> _EXERCISE TASK_
Copy each line of the records that holds the string "data".
........
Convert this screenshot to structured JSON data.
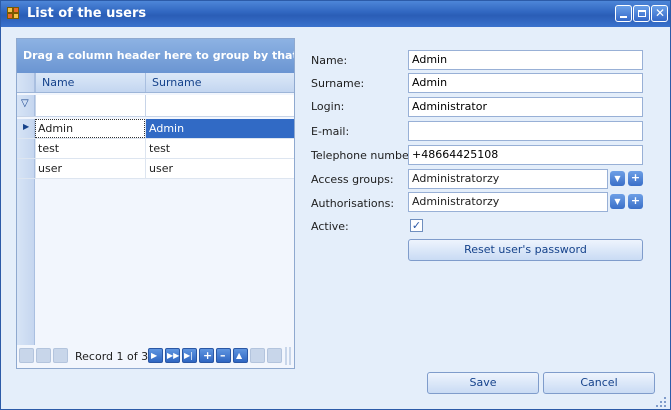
{
  "window": {
    "title": "List of the users",
    "accent": "#2f65bf"
  },
  "grid": {
    "group_panel_text": "Drag a column header here to group by that co",
    "columns": [
      "Name",
      "Surname"
    ],
    "rows": [
      {
        "name": "Admin",
        "surname": "Admin"
      },
      {
        "name": "test",
        "surname": "test"
      },
      {
        "name": "user",
        "surname": "user"
      }
    ],
    "navigator": {
      "record_text": "Record 1 of 3"
    }
  },
  "form": {
    "name_label": "Name:",
    "name_value": "Admin",
    "surname_label": "Surname:",
    "surname_value": "Admin",
    "login_label": "Login:",
    "login_value": "Administrator",
    "email_label": "E-mail:",
    "email_value": "",
    "phone_label": "Telephone number:",
    "phone_value": "+48664425108",
    "access_label": "Access groups:",
    "access_value": "Administratorzy",
    "auth_label": "Authorisations:",
    "auth_value": "Administratorzy",
    "active_label": "Active:",
    "active_checked": true,
    "reset_label": "Reset user's password"
  },
  "footer": {
    "save_label": "Save",
    "cancel_label": "Cancel"
  }
}
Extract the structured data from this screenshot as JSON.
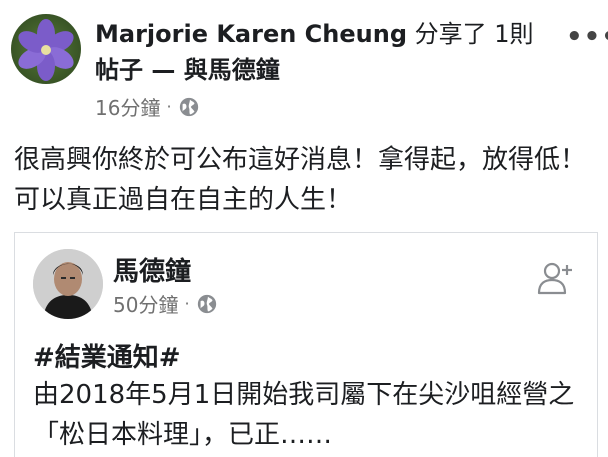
{
  "post": {
    "poster_name": "Marjorie Karen Cheung",
    "shared_text": " 分享了 1則",
    "line2_prefix": "帖子 — 與",
    "tagged_name": "馬德鐘",
    "time": "16分鐘",
    "dot": "·",
    "more": "•••",
    "body": "很高興你終於可公布這好消息！拿得起，放得低！可以真正過自在自主的人生！"
  },
  "shared_post": {
    "author": "馬德鐘",
    "time": "50分鐘",
    "dot": "·",
    "headline": "#結業通知#",
    "body": "由2018年5月1日開始我司屬下在尖沙咀經營之「松日本料理」，已正……"
  },
  "icons": {
    "more": "more-options-icon",
    "globe": "public-globe-icon",
    "add_friend": "add-friend-icon"
  },
  "colors": {
    "text": "#1c1e21",
    "meta": "#707070",
    "border": "#dadde1"
  }
}
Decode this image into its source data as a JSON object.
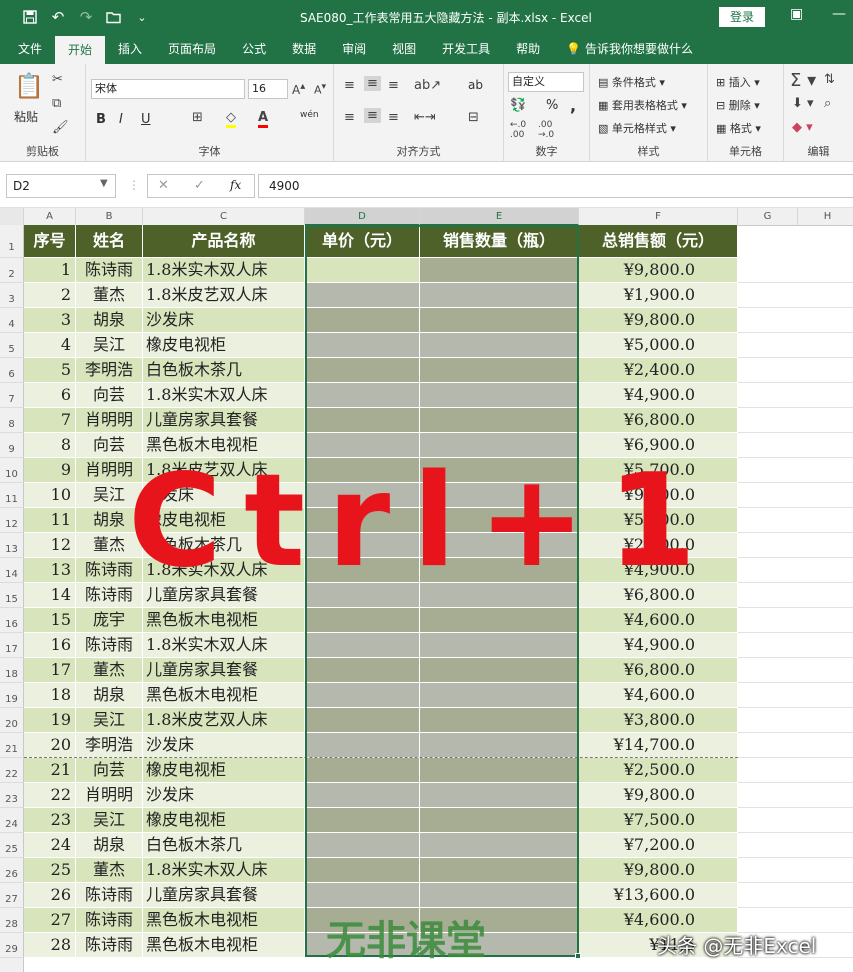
{
  "window": {
    "title": "SAE080_工作表常用五大隐藏方法 - 副本.xlsx  -  Excel",
    "login": "登录"
  },
  "menu": [
    "文件",
    "开始",
    "插入",
    "页面布局",
    "公式",
    "数据",
    "审阅",
    "视图",
    "开发工具",
    "帮助",
    "告诉我你想要做什么"
  ],
  "ribbon": {
    "clipboard": {
      "label": "剪贴板",
      "paste": "粘贴"
    },
    "font": {
      "label": "字体",
      "name": "宋体",
      "size": "16",
      "bold": "B",
      "italic": "I",
      "underline": "U",
      "phonetic": "wén"
    },
    "alignment": {
      "label": "对齐方式",
      "wrap": "ab"
    },
    "number": {
      "label": "数字",
      "format": "自定义",
      "percent": "%",
      "comma": ","
    },
    "styles": {
      "label": "样式",
      "conditional": "条件格式",
      "table": "套用表格格式",
      "cell": "单元格样式"
    },
    "cells": {
      "label": "单元格",
      "insert": "插入",
      "delete": "删除",
      "format": "格式"
    },
    "editing": {
      "label": "编辑"
    }
  },
  "formula_bar": {
    "name_box": "D2",
    "value": "4900",
    "fx": "fx"
  },
  "columns": [
    "A",
    "B",
    "C",
    "D",
    "E",
    "F",
    "G",
    "H"
  ],
  "headers": [
    "序号",
    "姓名",
    "产品名称",
    "单价（元）",
    "销售数量（瓶）",
    "总销售额（元）"
  ],
  "rows": [
    [
      "1",
      "陈诗雨",
      "1.8米实木双人床",
      "¥9,800.0"
    ],
    [
      "2",
      "董杰",
      "1.8米皮艺双人床",
      "¥1,900.0"
    ],
    [
      "3",
      "胡泉",
      "沙发床",
      "¥9,800.0"
    ],
    [
      "4",
      "吴江",
      "橡皮电视柜",
      "¥5,000.0"
    ],
    [
      "5",
      "李明浩",
      "白色板木茶几",
      "¥2,400.0"
    ],
    [
      "6",
      "向芸",
      "1.8米实木双人床",
      "¥4,900.0"
    ],
    [
      "7",
      "肖明明",
      "儿童房家具套餐",
      "¥6,800.0"
    ],
    [
      "8",
      "向芸",
      "黑色板木电视柜",
      "¥6,900.0"
    ],
    [
      "9",
      "肖明明",
      "1.8米皮艺双人床",
      "¥5,700.0"
    ],
    [
      "10",
      "吴江",
      "沙发床",
      "¥9,800.0"
    ],
    [
      "11",
      "胡泉",
      "橡皮电视柜",
      "¥5,000.0"
    ],
    [
      "12",
      "董杰",
      "白色板木茶几",
      "¥2,800.0"
    ],
    [
      "13",
      "陈诗雨",
      "1.8米实木双人床",
      "¥4,900.0"
    ],
    [
      "14",
      "陈诗雨",
      "儿童房家具套餐",
      "¥6,800.0"
    ],
    [
      "15",
      "庞宇",
      "黑色板木电视柜",
      "¥4,600.0"
    ],
    [
      "16",
      "陈诗雨",
      "1.8米实木双人床",
      "¥4,900.0"
    ],
    [
      "17",
      "董杰",
      "儿童房家具套餐",
      "¥6,800.0"
    ],
    [
      "18",
      "胡泉",
      "黑色板木电视柜",
      "¥4,600.0"
    ],
    [
      "19",
      "吴江",
      "1.8米皮艺双人床",
      "¥3,800.0"
    ],
    [
      "20",
      "李明浩",
      "沙发床",
      "¥14,700.0"
    ],
    [
      "21",
      "向芸",
      "橡皮电视柜",
      "¥2,500.0"
    ],
    [
      "22",
      "肖明明",
      "沙发床",
      "¥9,800.0"
    ],
    [
      "23",
      "吴江",
      "橡皮电视柜",
      "¥7,500.0"
    ],
    [
      "24",
      "胡泉",
      "白色板木茶几",
      "¥7,200.0"
    ],
    [
      "25",
      "董杰",
      "1.8米实木双人床",
      "¥9,800.0"
    ],
    [
      "26",
      "陈诗雨",
      "儿童房家具套餐",
      "¥13,600.0"
    ],
    [
      "27",
      "陈诗雨",
      "黑色板木电视柜",
      "¥4,600.0"
    ],
    [
      "28",
      "陈诗雨",
      "黑色板木电视柜",
      "¥11,5"
    ]
  ],
  "overlay_text": "Ctrl+1",
  "watermark": "无非课堂",
  "watermark2": "头条 @无非Excel",
  "colors": {
    "header_bg": "#4e6128",
    "row_light": "#d8e4bc",
    "row_pale": "#ebf1de",
    "excel_green": "#217346",
    "overlay": "#e8141c"
  }
}
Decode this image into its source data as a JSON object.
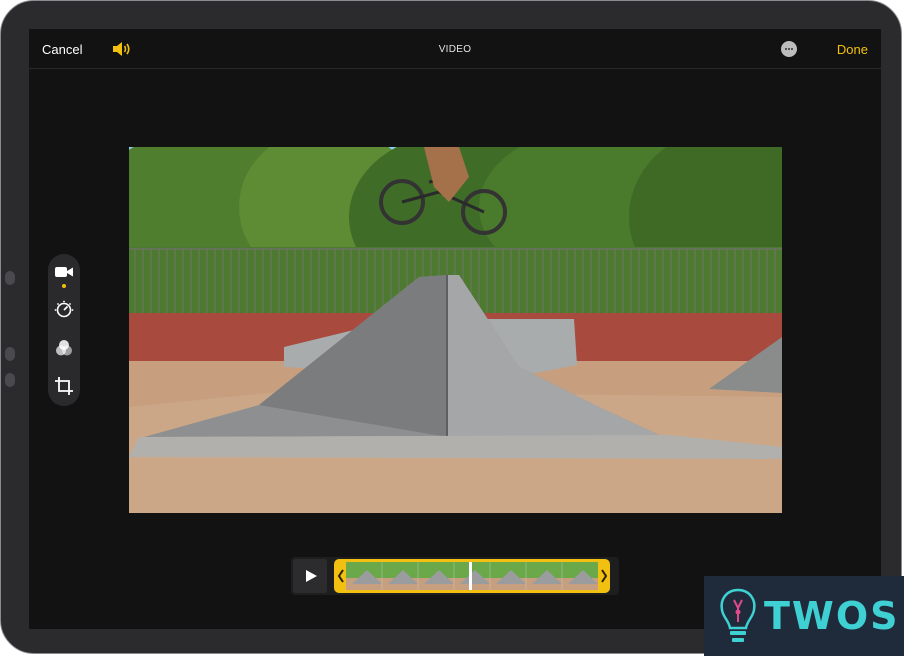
{
  "header": {
    "cancel_label": "Cancel",
    "title": "VIDEO",
    "done_label": "Done"
  },
  "icons": {
    "speaker": "speaker-wave-icon",
    "more": "ellipsis-icon",
    "video": "video-camera-icon",
    "adjust": "adjust-dial-icon",
    "filters": "filters-circles-icon",
    "crop": "crop-icon",
    "play": "play-icon"
  },
  "colors": {
    "accent": "#f2c010",
    "screen": "#121212",
    "logo_text": "#3fd0d4"
  },
  "tools": {
    "active": "video"
  },
  "trim": {
    "playhead_fraction": 0.49
  },
  "watermark": {
    "text": "TWOS"
  }
}
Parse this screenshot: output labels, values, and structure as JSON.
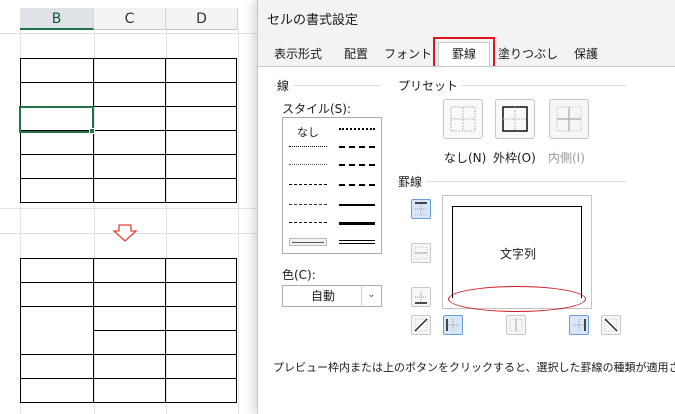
{
  "sheet": {
    "columns": [
      "B",
      "C",
      "D"
    ],
    "selected_column": "B"
  },
  "dialog": {
    "title": "セルの書式設定",
    "tabs": [
      "表示形式",
      "配置",
      "フォント",
      "罫線",
      "塗りつぶし",
      "保護"
    ],
    "active_tab": "罫線",
    "line_group": {
      "label": "線",
      "style_label": "スタイル(S):",
      "none_label": "なし"
    },
    "color": {
      "label": "色(C):",
      "value": "自動"
    },
    "presets": {
      "label": "プリセット",
      "items": [
        {
          "label": "なし(N)",
          "icon": "preset-none-icon",
          "enabled": true
        },
        {
          "label": "外枠(O)",
          "icon": "preset-outline-icon",
          "enabled": true
        },
        {
          "label": "内側(I)",
          "icon": "preset-inside-icon",
          "enabled": false
        }
      ]
    },
    "border": {
      "label": "罫線",
      "preview_text": "文字列"
    },
    "hint": "プレビュー枠内または上のボタンをクリックすると、選択した罫線の種類が適用されます。"
  },
  "colors": {
    "highlight_red": "#e0141b",
    "excel_green": "#217346",
    "pressed_blue": "#d8e6f7"
  }
}
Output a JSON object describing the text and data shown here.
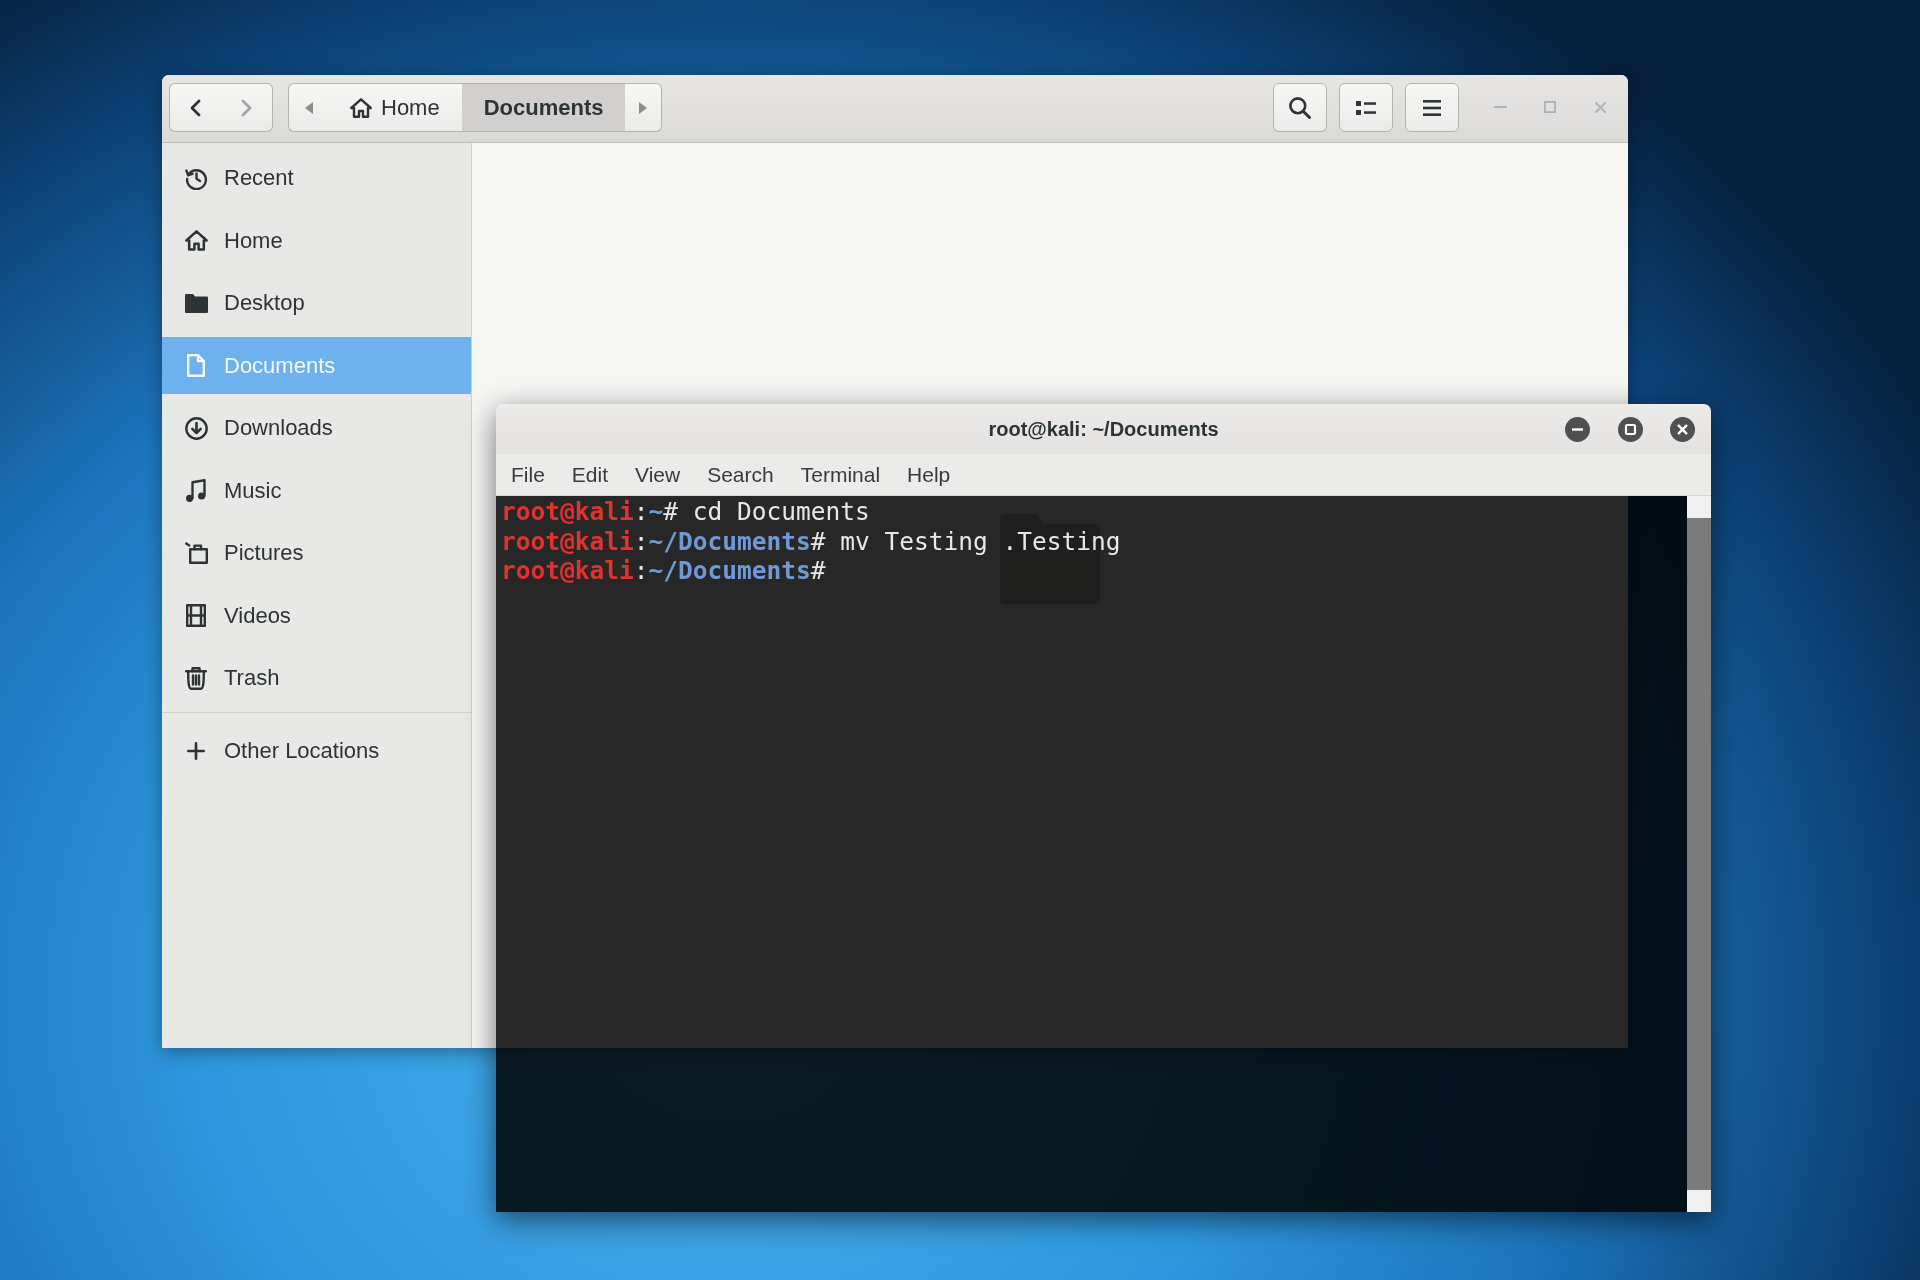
........
> _RESULT_
Convert this screenshot to structured JSON data.
Extract the structured data from this screenshot as JSON.
Decode this image into its source data as a JSON object.
Decode this image into its source data as a JSON object.
Output a JSON object describing the text and data shown here.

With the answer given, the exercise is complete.